> _REQUIREMENT_
Skip any picture you find and retype all the remaining lines exactly.

Records from a data collection:

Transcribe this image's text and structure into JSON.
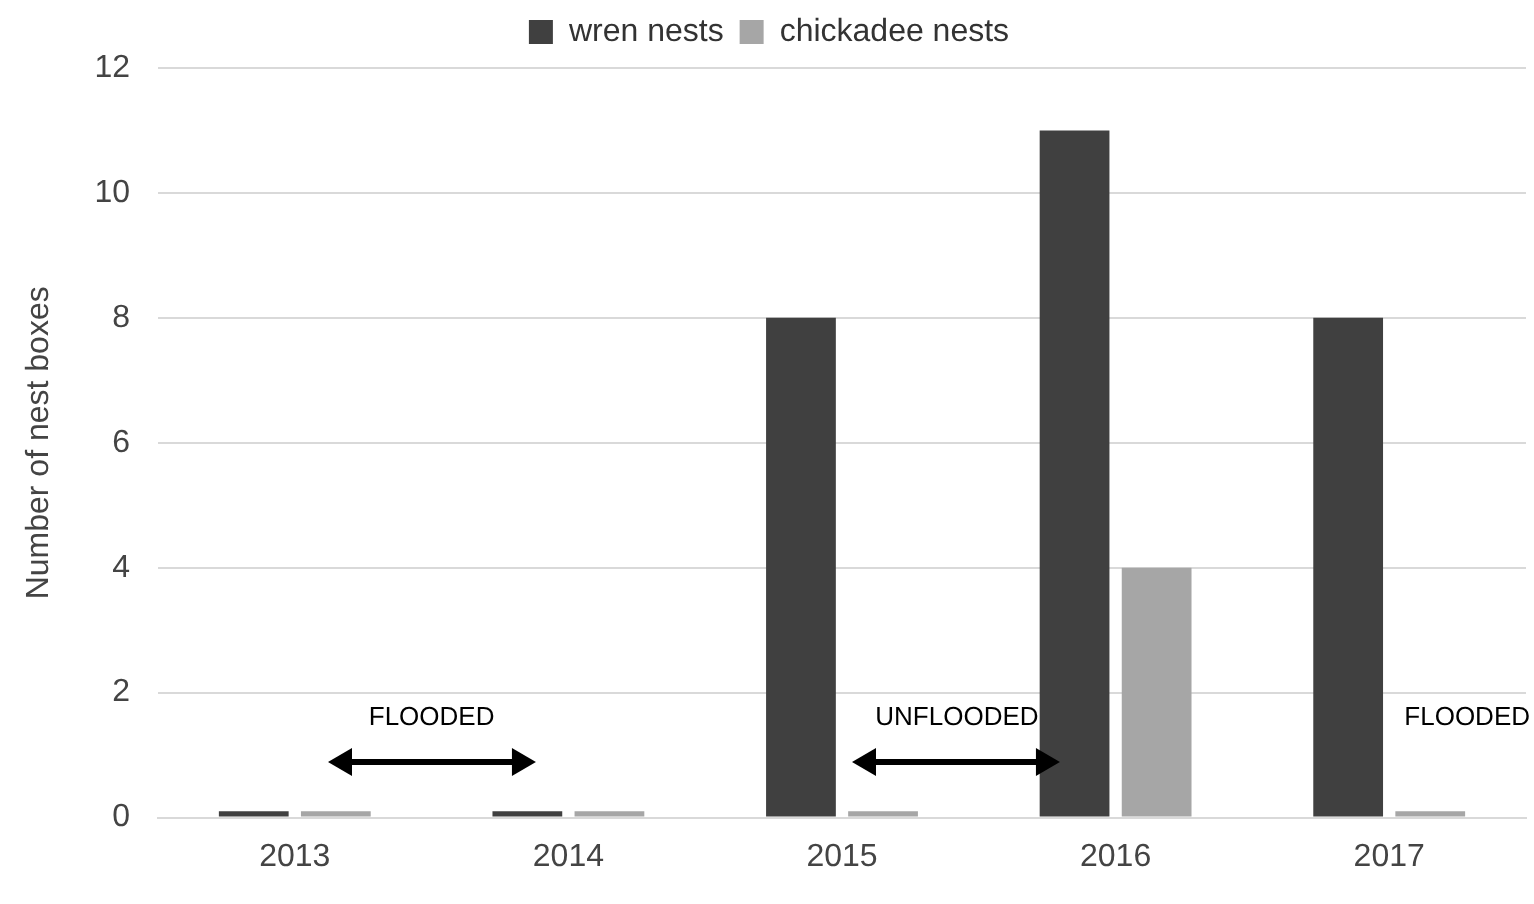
{
  "chart_data": {
    "type": "bar",
    "categories": [
      "2013",
      "2014",
      "2015",
      "2016",
      "2017"
    ],
    "series": [
      {
        "name": "wren nests",
        "color": "#404040",
        "values": [
          0.1,
          0.1,
          8,
          11,
          8
        ]
      },
      {
        "name": "chickadee nests",
        "color": "#a6a6a6",
        "values": [
          0.1,
          0.1,
          0.1,
          4,
          0.1
        ]
      }
    ],
    "ylabel": "Number of nest boxes",
    "ylim": [
      0,
      12
    ],
    "yticks": [
      0,
      2,
      4,
      6,
      8,
      10,
      12
    ],
    "grid": "y",
    "legend": "top",
    "annotations": [
      "FLOODED",
      "UNFLOODED",
      "FLOODED"
    ]
  }
}
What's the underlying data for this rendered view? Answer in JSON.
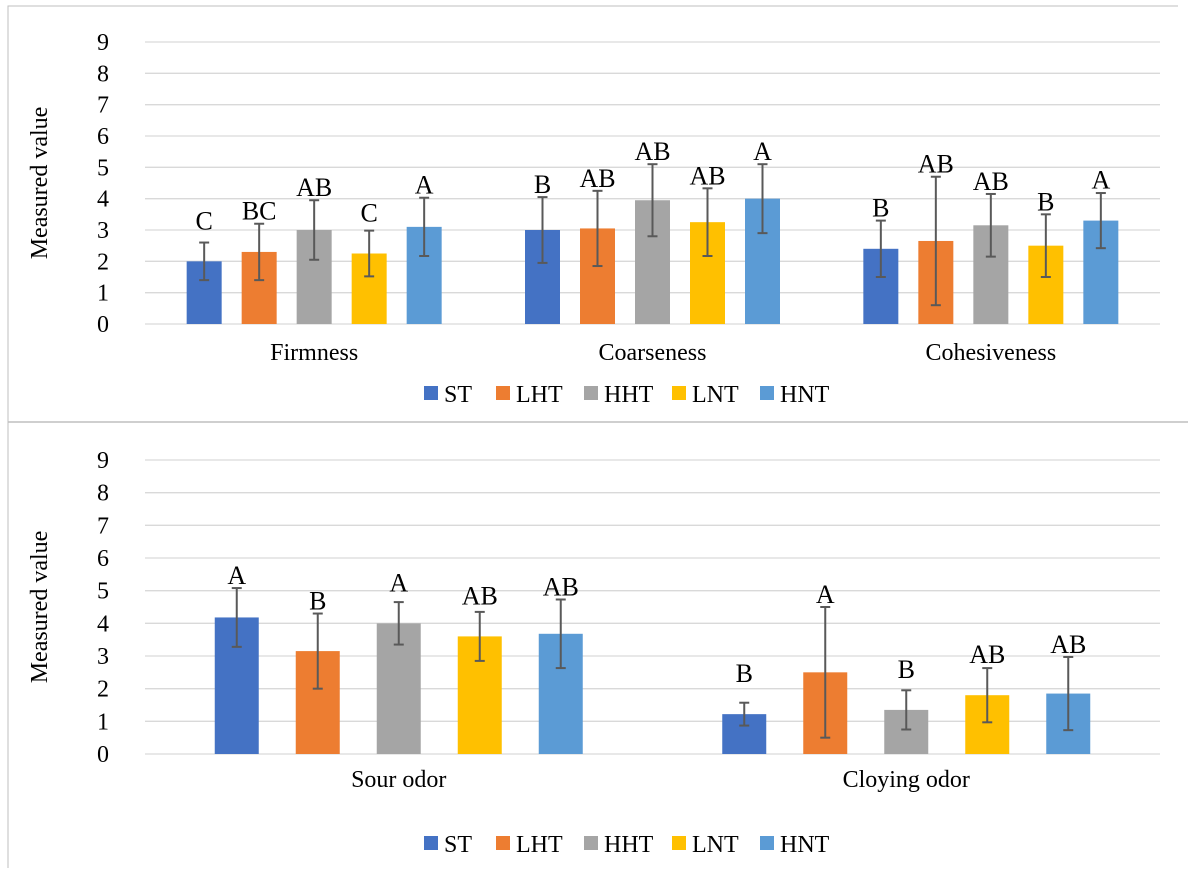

> _EXERCISE OUTPUT_
Transcribe this image's text and structure into JSON.
{
  "chart_data": {
    "type": "bar",
    "categories": [
      "2013",
      "2014",
      "2015",
      "2016",
      "2017"
    ],
    "series": [
      {
        "name": "wren nests",
        "color": "#404040",
        "values": [
          0.1,
          0.1,
          8,
          11,
          8
        ]
      },
      {
        "name": "chickadee nests",
        "color": "#a6a6a6",
        "values": [
          0.1,
          0.1,
          0.1,
          4,
          0.1
        ]
      }
    ],
    "ylabel": "Number of nest boxes",
    "ylim": [
      0,
      12
    ],
    "yticks": [
      0,
      2,
      4,
      6,
      8,
      10,
      12
    ],
    "grid": "y",
    "legend": "top",
    "annotations": [
      "FLOODED",
      "UNFLOODED",
      "FLOODED"
    ]
  }
}
What's the underlying data for this rendered view? Answer in JSON.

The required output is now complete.